## START Data rows

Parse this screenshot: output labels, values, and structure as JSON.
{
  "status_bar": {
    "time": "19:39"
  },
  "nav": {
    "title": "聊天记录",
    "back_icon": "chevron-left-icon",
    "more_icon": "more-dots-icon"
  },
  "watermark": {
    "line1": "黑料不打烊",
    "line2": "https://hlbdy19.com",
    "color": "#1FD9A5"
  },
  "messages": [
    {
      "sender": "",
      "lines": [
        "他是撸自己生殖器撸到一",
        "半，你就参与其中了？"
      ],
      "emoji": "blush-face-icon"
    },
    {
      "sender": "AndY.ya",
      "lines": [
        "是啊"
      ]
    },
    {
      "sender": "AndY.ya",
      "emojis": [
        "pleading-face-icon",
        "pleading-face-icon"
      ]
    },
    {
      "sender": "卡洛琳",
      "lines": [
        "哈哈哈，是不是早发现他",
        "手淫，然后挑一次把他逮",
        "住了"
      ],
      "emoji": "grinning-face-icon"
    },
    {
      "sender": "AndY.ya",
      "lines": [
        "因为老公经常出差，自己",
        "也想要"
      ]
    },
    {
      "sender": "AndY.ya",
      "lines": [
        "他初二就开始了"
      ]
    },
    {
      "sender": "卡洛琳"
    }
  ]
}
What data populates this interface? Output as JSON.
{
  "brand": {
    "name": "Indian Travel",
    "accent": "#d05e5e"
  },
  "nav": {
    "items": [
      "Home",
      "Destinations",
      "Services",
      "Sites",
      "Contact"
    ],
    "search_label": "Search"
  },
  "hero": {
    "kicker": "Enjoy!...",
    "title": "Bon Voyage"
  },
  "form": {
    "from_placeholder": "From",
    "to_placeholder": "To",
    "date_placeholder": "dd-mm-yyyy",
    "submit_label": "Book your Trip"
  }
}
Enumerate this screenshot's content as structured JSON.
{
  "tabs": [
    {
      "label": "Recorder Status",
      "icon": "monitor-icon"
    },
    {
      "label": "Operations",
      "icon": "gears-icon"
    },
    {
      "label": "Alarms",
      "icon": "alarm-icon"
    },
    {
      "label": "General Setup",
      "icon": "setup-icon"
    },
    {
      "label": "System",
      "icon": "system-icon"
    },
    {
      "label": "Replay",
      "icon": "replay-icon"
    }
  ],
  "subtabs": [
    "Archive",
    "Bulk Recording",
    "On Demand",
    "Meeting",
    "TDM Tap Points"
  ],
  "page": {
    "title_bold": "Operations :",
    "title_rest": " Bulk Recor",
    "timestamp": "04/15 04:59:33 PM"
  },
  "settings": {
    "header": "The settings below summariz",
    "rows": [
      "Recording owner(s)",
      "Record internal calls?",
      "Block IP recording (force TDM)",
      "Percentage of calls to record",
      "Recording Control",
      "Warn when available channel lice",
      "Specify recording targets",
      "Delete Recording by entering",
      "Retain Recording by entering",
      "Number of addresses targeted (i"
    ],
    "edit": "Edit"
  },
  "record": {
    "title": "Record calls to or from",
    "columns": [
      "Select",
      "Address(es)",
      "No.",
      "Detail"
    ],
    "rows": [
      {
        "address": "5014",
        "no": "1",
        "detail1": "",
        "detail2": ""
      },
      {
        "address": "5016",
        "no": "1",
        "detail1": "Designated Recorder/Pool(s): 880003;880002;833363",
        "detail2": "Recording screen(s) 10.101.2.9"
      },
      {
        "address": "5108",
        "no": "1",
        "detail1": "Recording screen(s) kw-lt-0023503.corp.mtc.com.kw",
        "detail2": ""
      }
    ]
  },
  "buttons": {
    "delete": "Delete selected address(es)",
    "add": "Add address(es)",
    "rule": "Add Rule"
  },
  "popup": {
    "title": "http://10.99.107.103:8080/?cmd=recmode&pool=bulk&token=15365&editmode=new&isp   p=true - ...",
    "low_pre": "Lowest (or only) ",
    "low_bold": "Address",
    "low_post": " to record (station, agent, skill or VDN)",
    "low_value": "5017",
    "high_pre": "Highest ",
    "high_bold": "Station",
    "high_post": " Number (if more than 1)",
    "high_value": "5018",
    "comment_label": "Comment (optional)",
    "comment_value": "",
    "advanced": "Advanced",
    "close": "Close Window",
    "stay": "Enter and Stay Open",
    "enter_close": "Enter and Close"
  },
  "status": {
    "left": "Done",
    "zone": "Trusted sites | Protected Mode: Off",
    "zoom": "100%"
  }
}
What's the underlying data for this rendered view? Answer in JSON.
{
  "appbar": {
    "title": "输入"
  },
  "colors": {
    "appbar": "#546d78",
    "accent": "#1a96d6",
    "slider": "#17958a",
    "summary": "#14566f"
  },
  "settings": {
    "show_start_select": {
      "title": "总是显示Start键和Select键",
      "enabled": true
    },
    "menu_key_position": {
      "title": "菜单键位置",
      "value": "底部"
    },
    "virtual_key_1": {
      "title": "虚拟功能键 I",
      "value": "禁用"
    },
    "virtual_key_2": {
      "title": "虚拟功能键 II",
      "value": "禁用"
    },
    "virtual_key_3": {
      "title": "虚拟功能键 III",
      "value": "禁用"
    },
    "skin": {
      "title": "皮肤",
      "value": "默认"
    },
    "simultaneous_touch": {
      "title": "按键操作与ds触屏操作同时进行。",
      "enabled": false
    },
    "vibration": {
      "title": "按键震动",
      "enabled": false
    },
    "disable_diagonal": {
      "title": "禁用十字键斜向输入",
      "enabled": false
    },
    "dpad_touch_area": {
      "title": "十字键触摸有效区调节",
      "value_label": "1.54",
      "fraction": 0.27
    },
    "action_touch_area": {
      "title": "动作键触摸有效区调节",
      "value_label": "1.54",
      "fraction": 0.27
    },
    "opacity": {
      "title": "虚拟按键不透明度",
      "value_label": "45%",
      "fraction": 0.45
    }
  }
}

## END Data rows

_Your instructions_: Transcribe the material above word for word.

_Answer in full_:
Parse this screenshot: output labels, values, and structure as JSON.
{
  "status_bar": {
    "time": "19:39"
  },
  "nav": {
    "title": "聊天记录",
    "back_icon": "chevron-left-icon",
    "more_icon": "more-dots-icon"
  },
  "watermark": {
    "line1": "黑料不打烊",
    "line2": "https://hlbdy19.com",
    "color": "#1FD9A5"
  },
  "messages": [
    {
      "sender": "",
      "lines": [
        "他是撸自己生殖器撸到一",
        "半，你就参与其中了？"
      ],
      "emoji": "blush-face-icon"
    },
    {
      "sender": "AndY.ya",
      "lines": [
        "是啊"
      ]
    },
    {
      "sender": "AndY.ya",
      "emojis": [
        "pleading-face-icon",
        "pleading-face-icon"
      ]
    },
    {
      "sender": "卡洛琳",
      "lines": [
        "哈哈哈，是不是早发现他",
        "手淫，然后挑一次把他逮",
        "住了"
      ],
      "emoji": "grinning-face-icon"
    },
    {
      "sender": "AndY.ya",
      "lines": [
        "因为老公经常出差，自己",
        "也想要"
      ]
    },
    {
      "sender": "AndY.ya",
      "lines": [
        "他初二就开始了"
      ]
    },
    {
      "sender": "卡洛琳"
    }
  ]
}
What data populates this interface? Output as JSON.
{
  "brand": {
    "name": "Indian Travel",
    "accent": "#d05e5e"
  },
  "nav": {
    "items": [
      "Home",
      "Destinations",
      "Services",
      "Sites",
      "Contact"
    ],
    "search_label": "Search"
  },
  "hero": {
    "kicker": "Enjoy!...",
    "title": "Bon Voyage"
  },
  "form": {
    "from_placeholder": "From",
    "to_placeholder": "To",
    "date_placeholder": "dd-mm-yyyy",
    "submit_label": "Book your Trip"
  }
}
Enumerate this screenshot's content as structured JSON.
{
  "tabs": [
    {
      "label": "Recorder Status",
      "icon": "monitor-icon"
    },
    {
      "label": "Operations",
      "icon": "gears-icon"
    },
    {
      "label": "Alarms",
      "icon": "alarm-icon"
    },
    {
      "label": "General Setup",
      "icon": "setup-icon"
    },
    {
      "label": "System",
      "icon": "system-icon"
    },
    {
      "label": "Replay",
      "icon": "replay-icon"
    }
  ],
  "subtabs": [
    "Archive",
    "Bulk Recording",
    "On Demand",
    "Meeting",
    "TDM Tap Points"
  ],
  "page": {
    "title_bold": "Operations :",
    "title_rest": " Bulk Recor",
    "timestamp": "04/15 04:59:33 PM"
  },
  "settings": {
    "header": "The settings below summariz",
    "rows": [
      "Recording owner(s)",
      "Record internal calls?",
      "Block IP recording (force TDM)",
      "Percentage of calls to record",
      "Recording Control",
      "Warn when available channel lice",
      "Specify recording targets",
      "Delete Recording by entering",
      "Retain Recording by entering",
      "Number of addresses targeted (i"
    ],
    "edit": "Edit"
  },
  "record": {
    "title": "Record calls to or from",
    "columns": [
      "Select",
      "Address(es)",
      "No.",
      "Detail"
    ],
    "rows": [
      {
        "address": "5014",
        "no": "1",
        "detail1": "",
        "detail2": ""
      },
      {
        "address": "5016",
        "no": "1",
        "detail1": "Designated Recorder/Pool(s): 880003;880002;833363",
        "detail2": "Recording screen(s) 10.101.2.9"
      },
      {
        "address": "5108",
        "no": "1",
        "detail1": "Recording screen(s) kw-lt-0023503.corp.mtc.com.kw",
        "detail2": ""
      }
    ]
  },
  "buttons": {
    "delete": "Delete selected address(es)",
    "add": "Add address(es)",
    "rule": "Add Rule"
  },
  "popup": {
    "title": "http://10.99.107.103:8080/?cmd=recmode&pool=bulk&token=15365&editmode=new&isp   p=true - ...",
    "low_pre": "Lowest (or only) ",
    "low_bold": "Address",
    "low_post": " to record (station, agent, skill or VDN)",
    "low_value": "5017",
    "high_pre": "Highest ",
    "high_bold": "Station",
    "high_post": " Number (if more than 1)",
    "high_value": "5018",
    "comment_label": "Comment (optional)",
    "comment_value": "",
    "advanced": "Advanced",
    "close": "Close Window",
    "stay": "Enter and Stay Open",
    "enter_close": "Enter and Close"
  },
  "status": {
    "left": "Done",
    "zone": "Trusted sites | Protected Mode: Off",
    "zoom": "100%"
  }
}
What's the underlying data for this rendered view? Answer in JSON.
{
  "appbar": {
    "title": "输入"
  },
  "colors": {
    "appbar": "#546d78",
    "accent": "#1a96d6",
    "slider": "#17958a",
    "summary": "#14566f"
  },
  "settings": {
    "show_start_select": {
      "title": "总是显示Start键和Select键",
      "enabled": true
    },
    "menu_key_position": {
      "title": "菜单键位置",
      "value": "底部"
    },
    "virtual_key_1": {
      "title": "虚拟功能键 I",
      "value": "禁用"
    },
    "virtual_key_2": {
      "title": "虚拟功能键 II",
      "value": "禁用"
    },
    "virtual_key_3": {
      "title": "虚拟功能键 III",
      "value": "禁用"
    },
    "skin": {
      "title": "皮肤",
      "value": "默认"
    },
    "simultaneous_touch": {
      "title": "按键操作与ds触屏操作同时进行。",
      "enabled": false
    },
    "vibration": {
      "title": "按键震动",
      "enabled": false
    },
    "disable_diagonal": {
      "title": "禁用十字键斜向输入",
      "enabled": false
    },
    "dpad_touch_area": {
      "title": "十字键触摸有效区调节",
      "value_label": "1.54",
      "fraction": 0.27
    },
    "action_touch_area": {
      "title": "动作键触摸有效区调节",
      "value_label": "1.54",
      "fraction": 0.27
    },
    "opacity": {
      "title": "虚拟按键不透明度",
      "value_label": "45%",
      "fraction": 0.45
    }
  }
}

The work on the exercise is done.